## Exercise
Extract the whole listing as it stands. Do not include the pictures.

## Supplied data
— BEGIN —
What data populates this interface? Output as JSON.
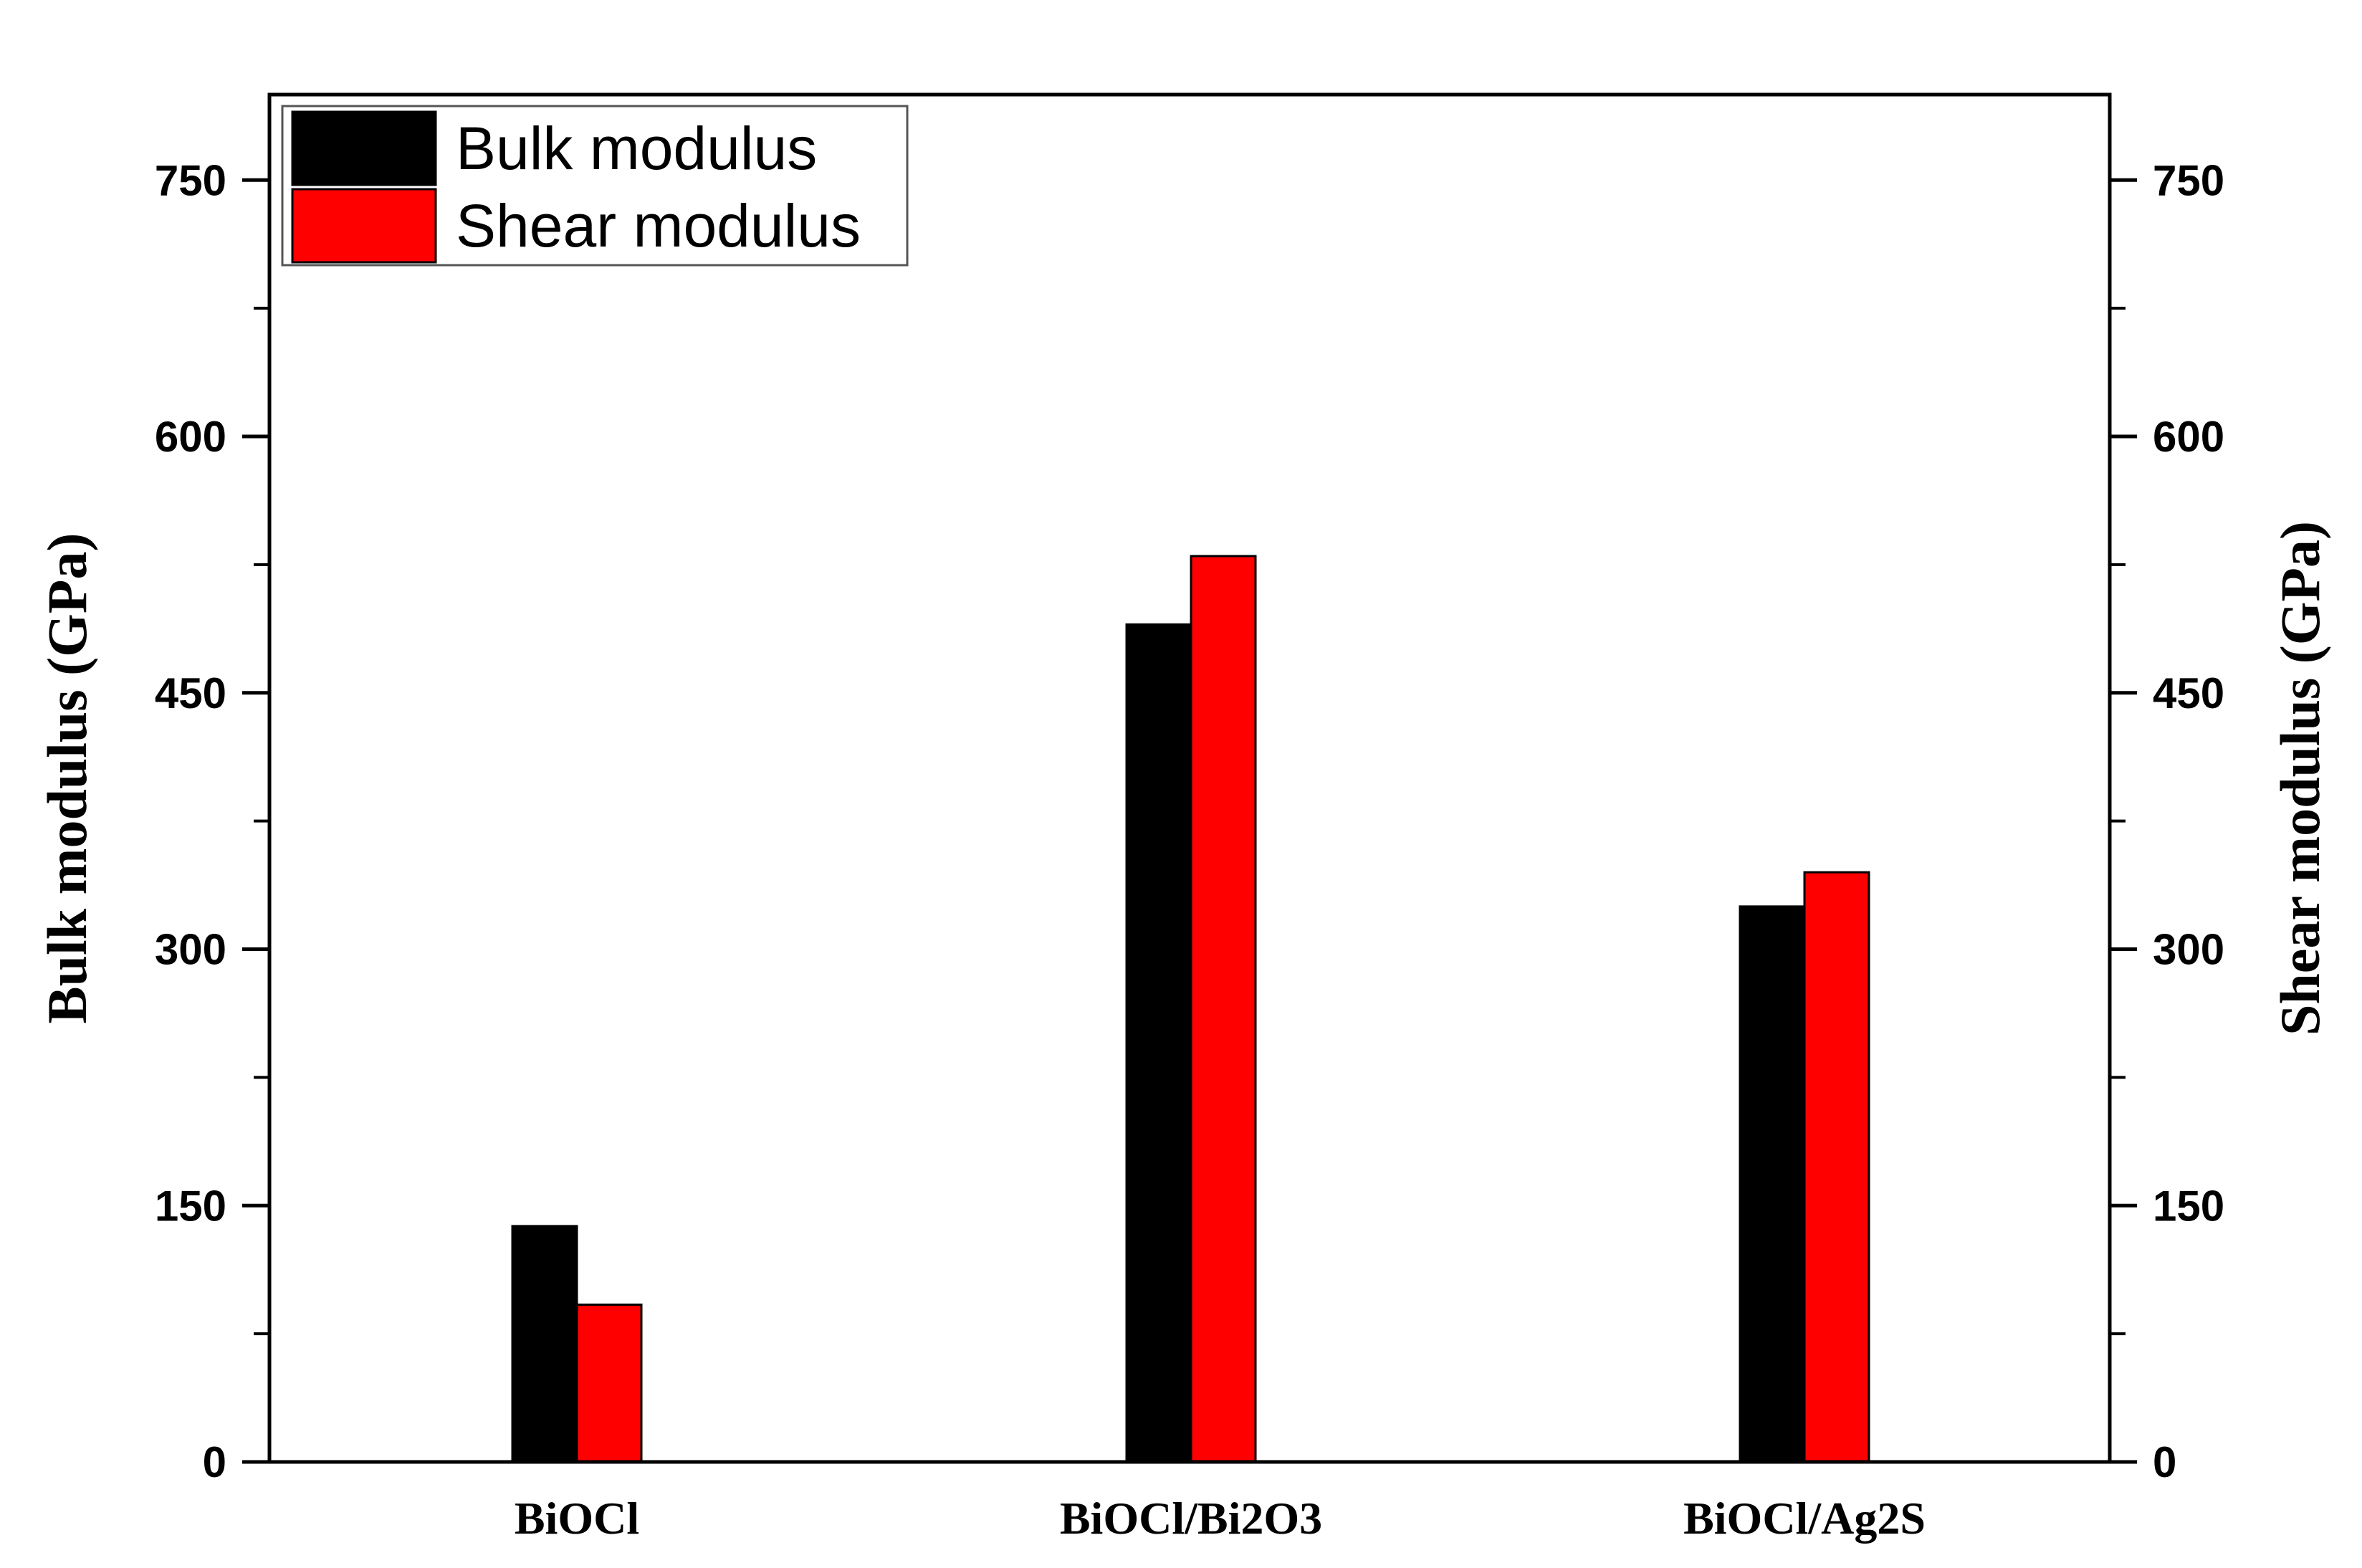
{
  "chart_data": {
    "type": "bar",
    "categories": [
      "BiOCl",
      "BiOCl/Bi2O3",
      "BiOCl/Ag2S"
    ],
    "series": [
      {
        "name": "Bulk modulus",
        "values": [
          138,
          490,
          325
        ],
        "color": "#000000",
        "axis": "left"
      },
      {
        "name": "Shear modulus",
        "values": [
          92,
          530,
          345
        ],
        "color": "#ff0000",
        "axis": "right"
      }
    ],
    "ylabel_left": "Bulk modulus (GPa)",
    "ylabel_right": "Shear modulus (GPa)",
    "ylim": [
      0,
      800
    ],
    "yticks": [
      0,
      150,
      300,
      450,
      600,
      750
    ],
    "ytick_labels": [
      "0",
      "150",
      "300",
      "450",
      "600",
      "750"
    ],
    "minor_ticks": true,
    "grid": false,
    "legend_position": "top-left"
  }
}
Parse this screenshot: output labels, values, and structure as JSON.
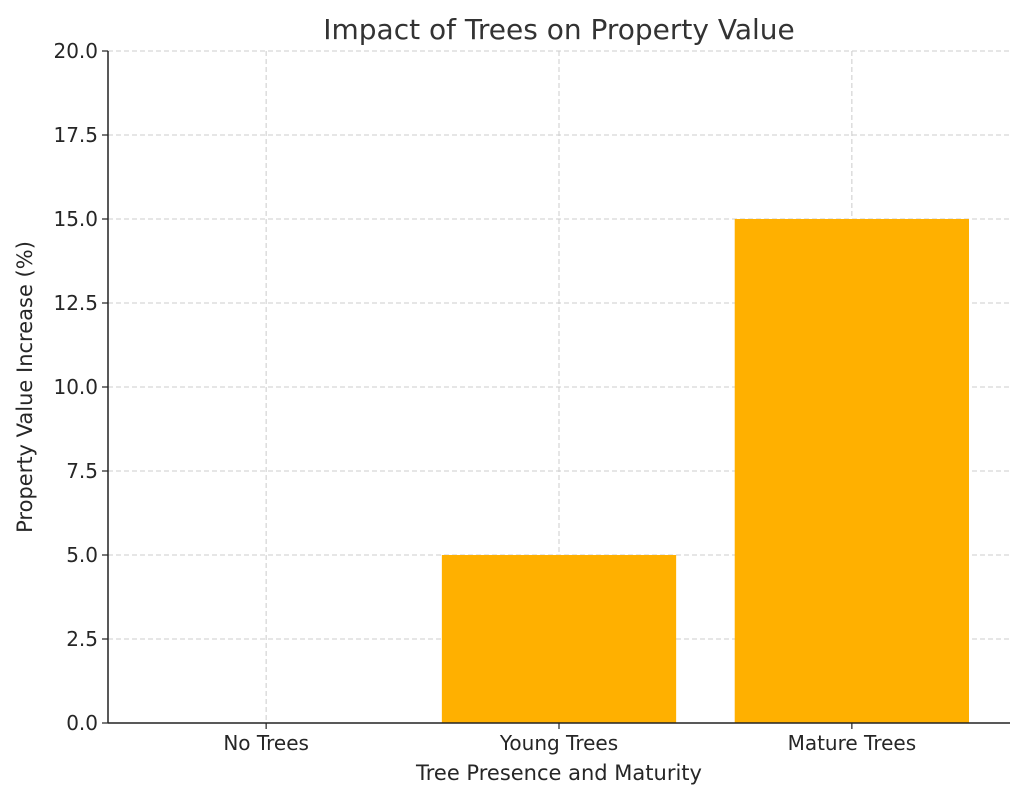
{
  "chart_data": {
    "type": "bar",
    "title": "Impact of Trees on Property Value",
    "xlabel": "Tree Presence and Maturity",
    "ylabel": "Property Value Increase (%)",
    "categories": [
      "No Trees",
      "Young Trees",
      "Mature Trees"
    ],
    "values": [
      0,
      5,
      15
    ],
    "ylim": [
      0,
      20
    ],
    "yticks": [
      0,
      2.5,
      5,
      7.5,
      10,
      12.5,
      15,
      17.5,
      20
    ],
    "ytick_labels": [
      "0.0",
      "2.5",
      "5.0",
      "7.5",
      "10.0",
      "12.5",
      "15.0",
      "17.5",
      "20.0"
    ],
    "grid": true,
    "bar_color": "#FFB000"
  }
}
— END —
## The response
What data populates this interface? Output as JSON.
{
  "chart_data": {
    "type": "bar",
    "categories": [
      "BiOCl",
      "BiOCl/Bi2O3",
      "BiOCl/Ag2S"
    ],
    "series": [
      {
        "name": "Bulk modulus",
        "values": [
          138,
          490,
          325
        ],
        "color": "#000000",
        "axis": "left"
      },
      {
        "name": "Shear modulus",
        "values": [
          92,
          530,
          345
        ],
        "color": "#ff0000",
        "axis": "right"
      }
    ],
    "ylabel_left": "Bulk modulus (GPa)",
    "ylabel_right": "Shear modulus (GPa)",
    "ylim": [
      0,
      800
    ],
    "yticks": [
      0,
      150,
      300,
      450,
      600,
      750
    ],
    "ytick_labels": [
      "0",
      "150",
      "300",
      "450",
      "600",
      "750"
    ],
    "minor_ticks": true,
    "grid": false,
    "legend_position": "top-left"
  }
}
Parse this screenshot: output labels, values, and structure as JSON.
{
  "chart_data": {
    "type": "bar",
    "title": "Impact of Trees on Property Value",
    "xlabel": "Tree Presence and Maturity",
    "ylabel": "Property Value Increase (%)",
    "categories": [
      "No Trees",
      "Young Trees",
      "Mature Trees"
    ],
    "values": [
      0,
      5,
      15
    ],
    "ylim": [
      0,
      20
    ],
    "yticks": [
      0,
      2.5,
      5,
      7.5,
      10,
      12.5,
      15,
      17.5,
      20
    ],
    "ytick_labels": [
      "0.0",
      "2.5",
      "5.0",
      "7.5",
      "10.0",
      "12.5",
      "15.0",
      "17.5",
      "20.0"
    ],
    "grid": true,
    "bar_color": "#FFB000"
  }
}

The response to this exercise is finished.